__WORK INSTRUCTIONS__: Copy out all the data, word for word.

»»

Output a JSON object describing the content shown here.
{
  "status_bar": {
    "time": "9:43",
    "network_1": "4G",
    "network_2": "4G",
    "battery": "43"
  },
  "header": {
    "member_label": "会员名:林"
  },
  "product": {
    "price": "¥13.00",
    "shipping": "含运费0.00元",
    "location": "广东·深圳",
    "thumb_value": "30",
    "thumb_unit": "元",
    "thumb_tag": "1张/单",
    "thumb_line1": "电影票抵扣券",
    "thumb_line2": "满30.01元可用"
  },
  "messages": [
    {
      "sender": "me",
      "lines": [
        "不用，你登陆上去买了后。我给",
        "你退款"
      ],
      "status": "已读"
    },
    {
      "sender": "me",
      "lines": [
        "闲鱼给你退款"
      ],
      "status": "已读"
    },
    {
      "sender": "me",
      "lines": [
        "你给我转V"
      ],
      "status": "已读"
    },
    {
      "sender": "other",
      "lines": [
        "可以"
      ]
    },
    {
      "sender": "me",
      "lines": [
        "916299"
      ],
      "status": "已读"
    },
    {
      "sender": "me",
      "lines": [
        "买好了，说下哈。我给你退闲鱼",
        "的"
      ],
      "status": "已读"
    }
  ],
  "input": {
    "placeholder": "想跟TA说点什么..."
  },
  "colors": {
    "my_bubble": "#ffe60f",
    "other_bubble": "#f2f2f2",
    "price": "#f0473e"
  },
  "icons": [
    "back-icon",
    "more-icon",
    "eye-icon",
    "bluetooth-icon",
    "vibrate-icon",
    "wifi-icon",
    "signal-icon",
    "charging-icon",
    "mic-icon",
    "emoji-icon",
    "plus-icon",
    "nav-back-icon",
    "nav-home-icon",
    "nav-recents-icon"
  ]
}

««

__THE ANSWER__:
Output a JSON object describing the content shown here.
{
  "status_bar": {
    "time": "9:43",
    "network_1": "4G",
    "network_2": "4G",
    "battery": "43"
  },
  "header": {
    "member_label": "会员名:林"
  },
  "product": {
    "price": "¥13.00",
    "shipping": "含运费0.00元",
    "location": "广东·深圳",
    "thumb_value": "30",
    "thumb_unit": "元",
    "thumb_tag": "1张/单",
    "thumb_line1": "电影票抵扣券",
    "thumb_line2": "满30.01元可用"
  },
  "messages": [
    {
      "sender": "me",
      "lines": [
        "不用，你登陆上去买了后。我给",
        "你退款"
      ],
      "status": "已读"
    },
    {
      "sender": "me",
      "lines": [
        "闲鱼给你退款"
      ],
      "status": "已读"
    },
    {
      "sender": "me",
      "lines": [
        "你给我转V"
      ],
      "status": "已读"
    },
    {
      "sender": "other",
      "lines": [
        "可以"
      ]
    },
    {
      "sender": "me",
      "lines": [
        "916299"
      ],
      "status": "已读"
    },
    {
      "sender": "me",
      "lines": [
        "买好了，说下哈。我给你退闲鱼",
        "的"
      ],
      "status": "已读"
    }
  ],
  "input": {
    "placeholder": "想跟TA说点什么..."
  },
  "colors": {
    "my_bubble": "#ffe60f",
    "other_bubble": "#f2f2f2",
    "price": "#f0473e"
  },
  "icons": [
    "back-icon",
    "more-icon",
    "eye-icon",
    "bluetooth-icon",
    "vibrate-icon",
    "wifi-icon",
    "signal-icon",
    "charging-icon",
    "mic-icon",
    "emoji-icon",
    "plus-icon",
    "nav-back-icon",
    "nav-home-icon",
    "nav-recents-icon"
  ]
}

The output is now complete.